:: Records provided ::
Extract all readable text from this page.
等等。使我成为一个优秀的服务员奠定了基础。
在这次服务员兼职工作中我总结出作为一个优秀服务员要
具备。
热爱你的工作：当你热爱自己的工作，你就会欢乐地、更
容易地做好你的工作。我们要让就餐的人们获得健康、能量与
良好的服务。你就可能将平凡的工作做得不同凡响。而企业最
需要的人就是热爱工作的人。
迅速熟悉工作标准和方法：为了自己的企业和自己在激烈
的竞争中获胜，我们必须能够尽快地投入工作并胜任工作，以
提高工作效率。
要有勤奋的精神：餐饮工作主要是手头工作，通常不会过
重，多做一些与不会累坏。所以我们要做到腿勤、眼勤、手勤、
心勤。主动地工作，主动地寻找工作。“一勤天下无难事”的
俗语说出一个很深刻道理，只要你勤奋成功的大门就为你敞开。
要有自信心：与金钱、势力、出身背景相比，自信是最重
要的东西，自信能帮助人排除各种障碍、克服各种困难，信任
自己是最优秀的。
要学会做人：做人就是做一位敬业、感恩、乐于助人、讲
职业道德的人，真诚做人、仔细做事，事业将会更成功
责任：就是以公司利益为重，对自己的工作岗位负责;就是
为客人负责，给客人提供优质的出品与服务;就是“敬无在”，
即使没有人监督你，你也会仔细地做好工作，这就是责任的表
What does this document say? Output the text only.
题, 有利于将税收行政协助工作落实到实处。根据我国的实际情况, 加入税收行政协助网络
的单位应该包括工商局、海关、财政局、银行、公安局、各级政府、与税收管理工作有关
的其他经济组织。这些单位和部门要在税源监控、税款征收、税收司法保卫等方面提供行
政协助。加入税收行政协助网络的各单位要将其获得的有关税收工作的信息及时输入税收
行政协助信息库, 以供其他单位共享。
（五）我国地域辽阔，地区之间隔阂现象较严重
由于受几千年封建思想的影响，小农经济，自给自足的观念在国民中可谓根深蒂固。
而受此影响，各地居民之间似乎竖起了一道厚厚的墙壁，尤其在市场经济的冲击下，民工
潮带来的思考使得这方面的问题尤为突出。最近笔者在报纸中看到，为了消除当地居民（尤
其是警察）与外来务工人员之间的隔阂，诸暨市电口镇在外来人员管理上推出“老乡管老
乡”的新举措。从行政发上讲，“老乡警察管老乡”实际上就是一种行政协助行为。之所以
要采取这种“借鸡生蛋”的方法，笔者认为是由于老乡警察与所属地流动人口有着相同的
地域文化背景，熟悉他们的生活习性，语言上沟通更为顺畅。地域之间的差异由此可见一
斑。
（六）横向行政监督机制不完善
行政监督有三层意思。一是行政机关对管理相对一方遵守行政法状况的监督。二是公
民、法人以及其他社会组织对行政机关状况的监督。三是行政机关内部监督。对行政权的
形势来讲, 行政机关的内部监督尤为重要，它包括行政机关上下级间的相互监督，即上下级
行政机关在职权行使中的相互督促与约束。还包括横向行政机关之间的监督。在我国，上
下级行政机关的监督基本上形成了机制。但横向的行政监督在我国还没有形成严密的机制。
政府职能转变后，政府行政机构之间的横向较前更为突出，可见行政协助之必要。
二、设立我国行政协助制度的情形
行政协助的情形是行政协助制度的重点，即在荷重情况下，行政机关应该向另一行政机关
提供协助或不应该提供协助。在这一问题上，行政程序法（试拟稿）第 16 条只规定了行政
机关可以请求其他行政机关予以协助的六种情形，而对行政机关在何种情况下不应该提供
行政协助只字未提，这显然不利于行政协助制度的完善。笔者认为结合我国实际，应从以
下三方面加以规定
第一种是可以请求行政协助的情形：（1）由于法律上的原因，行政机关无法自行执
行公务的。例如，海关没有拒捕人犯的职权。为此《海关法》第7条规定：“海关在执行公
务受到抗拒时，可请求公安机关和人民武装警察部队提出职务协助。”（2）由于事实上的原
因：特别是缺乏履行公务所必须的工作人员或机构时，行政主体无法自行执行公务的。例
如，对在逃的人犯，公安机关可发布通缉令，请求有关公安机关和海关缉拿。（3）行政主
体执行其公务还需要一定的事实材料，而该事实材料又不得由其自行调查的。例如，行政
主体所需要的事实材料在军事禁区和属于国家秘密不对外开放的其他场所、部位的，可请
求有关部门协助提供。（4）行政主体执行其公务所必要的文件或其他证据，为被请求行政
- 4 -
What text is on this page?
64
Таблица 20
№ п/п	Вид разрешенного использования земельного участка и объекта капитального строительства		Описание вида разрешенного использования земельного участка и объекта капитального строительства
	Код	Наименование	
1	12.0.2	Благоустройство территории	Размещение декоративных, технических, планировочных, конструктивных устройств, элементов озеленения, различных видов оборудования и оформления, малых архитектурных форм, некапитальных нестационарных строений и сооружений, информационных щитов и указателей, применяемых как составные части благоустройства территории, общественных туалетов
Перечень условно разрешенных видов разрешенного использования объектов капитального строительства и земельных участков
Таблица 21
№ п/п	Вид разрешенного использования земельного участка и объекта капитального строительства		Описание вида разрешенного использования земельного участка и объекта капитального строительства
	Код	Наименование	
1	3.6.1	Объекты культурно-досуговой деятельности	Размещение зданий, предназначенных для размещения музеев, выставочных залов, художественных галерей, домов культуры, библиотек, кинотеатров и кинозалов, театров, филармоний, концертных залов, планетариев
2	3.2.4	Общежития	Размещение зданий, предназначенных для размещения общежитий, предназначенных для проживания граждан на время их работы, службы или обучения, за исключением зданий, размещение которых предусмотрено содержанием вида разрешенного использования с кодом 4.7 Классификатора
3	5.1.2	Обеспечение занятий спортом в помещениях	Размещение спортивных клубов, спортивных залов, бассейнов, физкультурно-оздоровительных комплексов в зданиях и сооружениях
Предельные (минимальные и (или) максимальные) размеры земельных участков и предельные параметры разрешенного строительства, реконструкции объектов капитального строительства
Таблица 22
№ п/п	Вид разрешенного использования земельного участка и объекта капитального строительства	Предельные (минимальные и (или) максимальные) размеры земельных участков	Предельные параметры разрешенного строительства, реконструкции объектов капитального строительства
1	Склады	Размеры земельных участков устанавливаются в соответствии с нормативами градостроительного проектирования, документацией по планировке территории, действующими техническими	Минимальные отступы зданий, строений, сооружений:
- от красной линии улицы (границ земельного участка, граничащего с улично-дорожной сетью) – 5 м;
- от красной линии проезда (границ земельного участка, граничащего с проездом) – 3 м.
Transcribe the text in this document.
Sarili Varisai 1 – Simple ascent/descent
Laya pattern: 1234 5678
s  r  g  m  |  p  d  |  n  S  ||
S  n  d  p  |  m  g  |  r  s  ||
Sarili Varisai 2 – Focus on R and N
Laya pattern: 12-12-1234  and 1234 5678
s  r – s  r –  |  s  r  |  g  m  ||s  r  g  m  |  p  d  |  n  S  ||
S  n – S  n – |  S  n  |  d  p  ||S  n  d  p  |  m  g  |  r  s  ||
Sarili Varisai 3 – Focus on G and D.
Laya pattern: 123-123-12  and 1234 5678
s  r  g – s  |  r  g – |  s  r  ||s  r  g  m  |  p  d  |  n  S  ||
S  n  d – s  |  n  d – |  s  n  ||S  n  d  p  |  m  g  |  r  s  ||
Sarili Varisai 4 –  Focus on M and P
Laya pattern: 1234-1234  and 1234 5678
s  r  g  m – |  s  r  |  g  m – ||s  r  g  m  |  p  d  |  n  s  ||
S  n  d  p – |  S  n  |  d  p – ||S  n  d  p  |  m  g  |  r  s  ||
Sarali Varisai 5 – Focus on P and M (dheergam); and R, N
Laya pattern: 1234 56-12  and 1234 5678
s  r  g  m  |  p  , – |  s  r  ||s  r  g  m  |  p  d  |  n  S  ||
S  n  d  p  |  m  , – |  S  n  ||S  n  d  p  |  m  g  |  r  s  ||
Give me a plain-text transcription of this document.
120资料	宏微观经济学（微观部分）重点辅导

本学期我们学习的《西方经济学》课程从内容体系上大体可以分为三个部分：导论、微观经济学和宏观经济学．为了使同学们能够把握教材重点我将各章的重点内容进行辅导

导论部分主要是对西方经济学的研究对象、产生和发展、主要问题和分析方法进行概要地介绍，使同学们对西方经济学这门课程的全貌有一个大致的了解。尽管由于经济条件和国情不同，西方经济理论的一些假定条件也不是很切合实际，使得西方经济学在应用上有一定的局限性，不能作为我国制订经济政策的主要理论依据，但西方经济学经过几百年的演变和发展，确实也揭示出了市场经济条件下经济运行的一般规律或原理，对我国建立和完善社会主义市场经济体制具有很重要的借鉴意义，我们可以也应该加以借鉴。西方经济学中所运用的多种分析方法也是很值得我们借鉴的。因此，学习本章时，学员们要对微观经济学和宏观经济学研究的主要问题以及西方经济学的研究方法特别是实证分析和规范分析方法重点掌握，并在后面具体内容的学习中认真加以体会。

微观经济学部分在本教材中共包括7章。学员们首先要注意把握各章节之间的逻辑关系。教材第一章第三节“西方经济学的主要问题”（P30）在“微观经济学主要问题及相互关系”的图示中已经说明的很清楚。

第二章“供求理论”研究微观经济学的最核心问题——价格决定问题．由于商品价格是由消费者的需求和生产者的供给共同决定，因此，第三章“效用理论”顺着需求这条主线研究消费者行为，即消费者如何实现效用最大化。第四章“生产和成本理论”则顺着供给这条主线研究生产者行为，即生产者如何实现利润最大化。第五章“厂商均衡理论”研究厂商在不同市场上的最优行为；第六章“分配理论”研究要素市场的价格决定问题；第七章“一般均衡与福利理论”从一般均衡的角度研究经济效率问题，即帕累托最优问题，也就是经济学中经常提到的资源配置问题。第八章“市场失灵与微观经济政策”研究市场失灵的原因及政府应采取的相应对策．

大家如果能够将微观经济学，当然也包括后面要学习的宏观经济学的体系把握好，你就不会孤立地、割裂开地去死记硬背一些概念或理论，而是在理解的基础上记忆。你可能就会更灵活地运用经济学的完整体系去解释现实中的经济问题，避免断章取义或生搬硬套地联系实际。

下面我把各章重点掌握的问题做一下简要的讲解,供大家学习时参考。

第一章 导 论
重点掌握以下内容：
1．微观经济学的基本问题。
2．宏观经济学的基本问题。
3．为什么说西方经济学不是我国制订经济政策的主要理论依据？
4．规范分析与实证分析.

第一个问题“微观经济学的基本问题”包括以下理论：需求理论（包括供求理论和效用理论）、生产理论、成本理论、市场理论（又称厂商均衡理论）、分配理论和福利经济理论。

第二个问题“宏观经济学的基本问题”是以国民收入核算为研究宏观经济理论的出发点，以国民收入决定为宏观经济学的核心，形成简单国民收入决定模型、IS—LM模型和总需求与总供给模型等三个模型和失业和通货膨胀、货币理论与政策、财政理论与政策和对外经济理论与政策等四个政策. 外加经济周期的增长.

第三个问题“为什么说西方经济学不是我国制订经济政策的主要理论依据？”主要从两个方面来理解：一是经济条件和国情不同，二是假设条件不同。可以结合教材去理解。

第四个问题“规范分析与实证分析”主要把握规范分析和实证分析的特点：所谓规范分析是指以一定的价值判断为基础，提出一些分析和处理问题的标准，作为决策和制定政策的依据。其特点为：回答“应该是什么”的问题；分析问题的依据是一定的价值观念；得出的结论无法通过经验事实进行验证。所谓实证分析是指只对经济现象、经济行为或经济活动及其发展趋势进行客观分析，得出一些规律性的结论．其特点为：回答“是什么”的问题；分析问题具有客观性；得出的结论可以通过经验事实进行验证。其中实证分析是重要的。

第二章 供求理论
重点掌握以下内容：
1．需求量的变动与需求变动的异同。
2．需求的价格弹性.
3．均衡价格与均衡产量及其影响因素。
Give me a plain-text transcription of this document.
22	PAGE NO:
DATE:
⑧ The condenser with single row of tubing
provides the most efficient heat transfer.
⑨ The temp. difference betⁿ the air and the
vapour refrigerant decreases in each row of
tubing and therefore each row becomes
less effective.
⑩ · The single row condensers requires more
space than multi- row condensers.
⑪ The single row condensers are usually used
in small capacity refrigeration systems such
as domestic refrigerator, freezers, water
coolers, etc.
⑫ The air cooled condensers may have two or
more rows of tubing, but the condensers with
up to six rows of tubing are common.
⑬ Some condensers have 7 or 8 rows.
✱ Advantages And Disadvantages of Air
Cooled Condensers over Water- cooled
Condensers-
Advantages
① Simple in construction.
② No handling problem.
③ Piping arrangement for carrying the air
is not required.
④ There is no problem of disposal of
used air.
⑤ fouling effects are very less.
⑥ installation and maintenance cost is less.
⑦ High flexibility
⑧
:::
• Work to do:
Each line above that holds the string "this" should be copied and shown.

• Worked solution:
Extract all readable text from this page.
What does this document say? Output the text only.
What text is on this page?
Transcribe the text in this document.
Give me a plain-text transcription of this document.
Give me a plain-text transcription of this document.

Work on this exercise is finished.